* start *
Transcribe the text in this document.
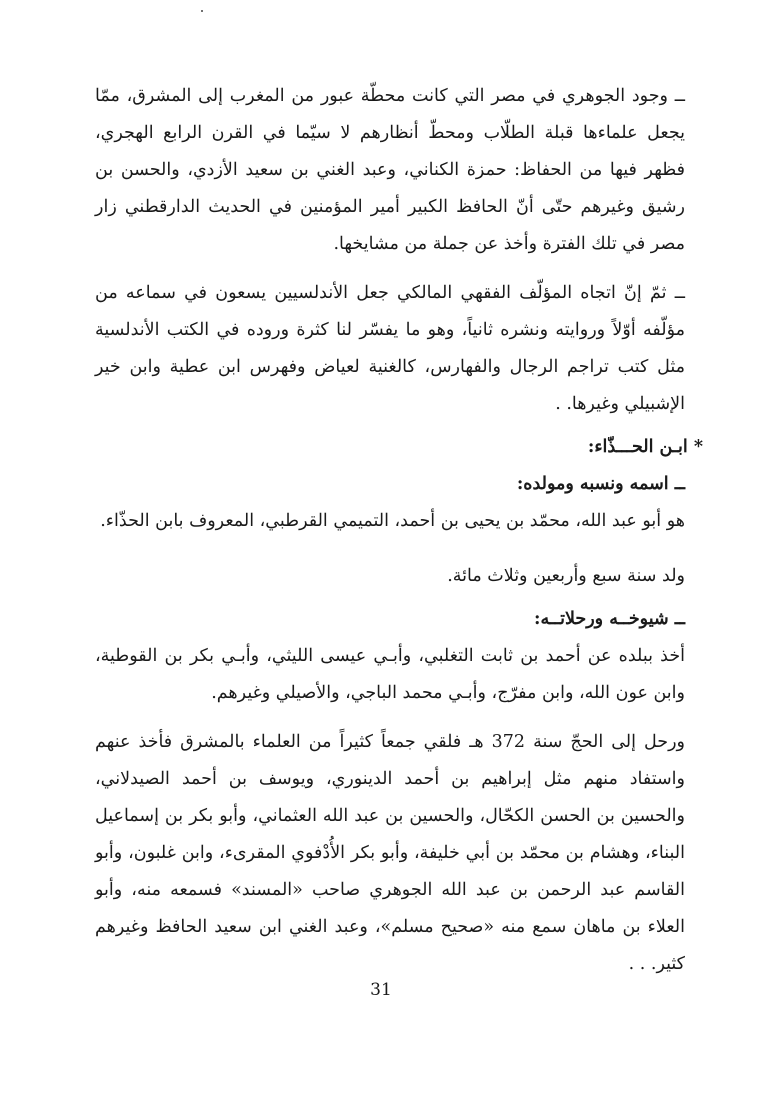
ــ وجود الجوهري في مصر التي كانت محطّة عبور من المغرب إلى المشرق، ممّا يجعل علماءها قبلة الطلّاب ومحطّ أنظارهم لا سيّما في القرن الرابع الهجري، فظهر فيها من الحفاظ: حمزة الكناني، وعبد الغني بن سعيد الأزدي، والحسن بن رشيق وغيرهم حتّى أنّ الحافظ الكبير أمير المؤمنين في الحديث الدارقطني زار مصر في تلك الفترة وأخذ عن جملة من مشايخها.

ــ ثمّ إنّ اتجاه المؤلّف الفقهي المالكي جعل الأندلسيين يسعون في سماعه من مؤلّفه أوّلاً وروايته ونشره ثانياً، وهو ما يفسّر لنا كثرة وروده في الكتب الأندلسية مثل كتب تراجم الرجال والفهارس، كالغنية لعياض وفهرس ابن عطية وابن خير الإشبيلي وغيرها. .

* ابـن الحـــذّاء:

ــ اسمه ونسبه ومولده:

هو أبو عبد الله، محمّد بن يحيى بن أحمد، التميمي القرطبي، المعروف بابن الحذّاء.

ولد سنة سبع وأربعين وثلاث مائة.

ــ شيوخــه ورحلاتــه:

أخذ ببلده عن أحمد بن ثابت التغلبي، وأبـي عيسى الليثي، وأبـي بكر بن القوطية، وابن عون الله، وابن مفرّج، وأبـي محمد الباجي، والأصيلي وغيرهم.

ورحل إلى الحجّ سنة 372 هـ فلقي جمعاً كثيراً من العلماء بالمشرق فأخذ عنهم واستفاد منهم مثل إبراهيم بن أحمد الدينوري، ويوسف بن أحمد الصيدلاني، والحسين بن الحسن الكحّال، والحسين بن عبد الله العثماني، وأبو بكر بن إسماعيل البناء، وهشام بن محمّد بن أبي خليفة، وأبو بكر الأُدْفوي المقرىء، وابن غلبون، وأبو القاسم عبد الرحمن بن عبد الله الجوهري صاحب «المسند» فسمعه منه، وأبو العلاء بن ماهان سمع منه «صحيح مسلم»، وعبد الغني ابن سعيد الحافظ وغيرهم كثير. . .

31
* end *
AIM
Repeat the data exactly, excluding the pictures.

EXPECTED ANSWER
Transcribe the text in this document.
ــ وجود الجوهري في مصر التي كانت محطّة عبور من المغرب إلى المشرق، ممّا يجعل علماءها قبلة الطلّاب ومحطّ أنظارهم لا سيّما في القرن الرابع الهجري، فظهر فيها من الحفاظ: حمزة الكناني، وعبد الغني بن سعيد الأزدي، والحسن بن رشيق وغيرهم حتّى أنّ الحافظ الكبير أمير المؤمنين في الحديث الدارقطني زار مصر في تلك الفترة وأخذ عن جملة من مشايخها.

ــ ثمّ إنّ اتجاه المؤلّف الفقهي المالكي جعل الأندلسيين يسعون في سماعه من مؤلّفه أوّلاً وروايته ونشره ثانياً، وهو ما يفسّر لنا كثرة وروده في الكتب الأندلسية مثل كتب تراجم الرجال والفهارس، كالغنية لعياض وفهرس ابن عطية وابن خير الإشبيلي وغيرها. .

* ابـن الحـــذّاء:

ــ اسمه ونسبه ومولده:

هو أبو عبد الله، محمّد بن يحيى بن أحمد، التميمي القرطبي، المعروف بابن الحذّاء.

ولد سنة سبع وأربعين وثلاث مائة.

ــ شيوخــه ورحلاتــه:

أخذ ببلده عن أحمد بن ثابت التغلبي، وأبـي عيسى الليثي، وأبـي بكر بن القوطية، وابن عون الله، وابن مفرّج، وأبـي محمد الباجي، والأصيلي وغيرهم.

ورحل إلى الحجّ سنة 372 هـ فلقي جمعاً كثيراً من العلماء بالمشرق فأخذ عنهم واستفاد منهم مثل إبراهيم بن أحمد الدينوري، ويوسف بن أحمد الصيدلاني، والحسين بن الحسن الكحّال، والحسين بن عبد الله العثماني، وأبو بكر بن إسماعيل البناء، وهشام بن محمّد بن أبي خليفة، وأبو بكر الأُدْفوي المقرىء، وابن غلبون، وأبو القاسم عبد الرحمن بن عبد الله الجوهري صاحب «المسند» فسمعه منه، وأبو العلاء بن ماهان سمع منه «صحيح مسلم»، وعبد الغني ابن سعيد الحافظ وغيرهم كثير. . .

31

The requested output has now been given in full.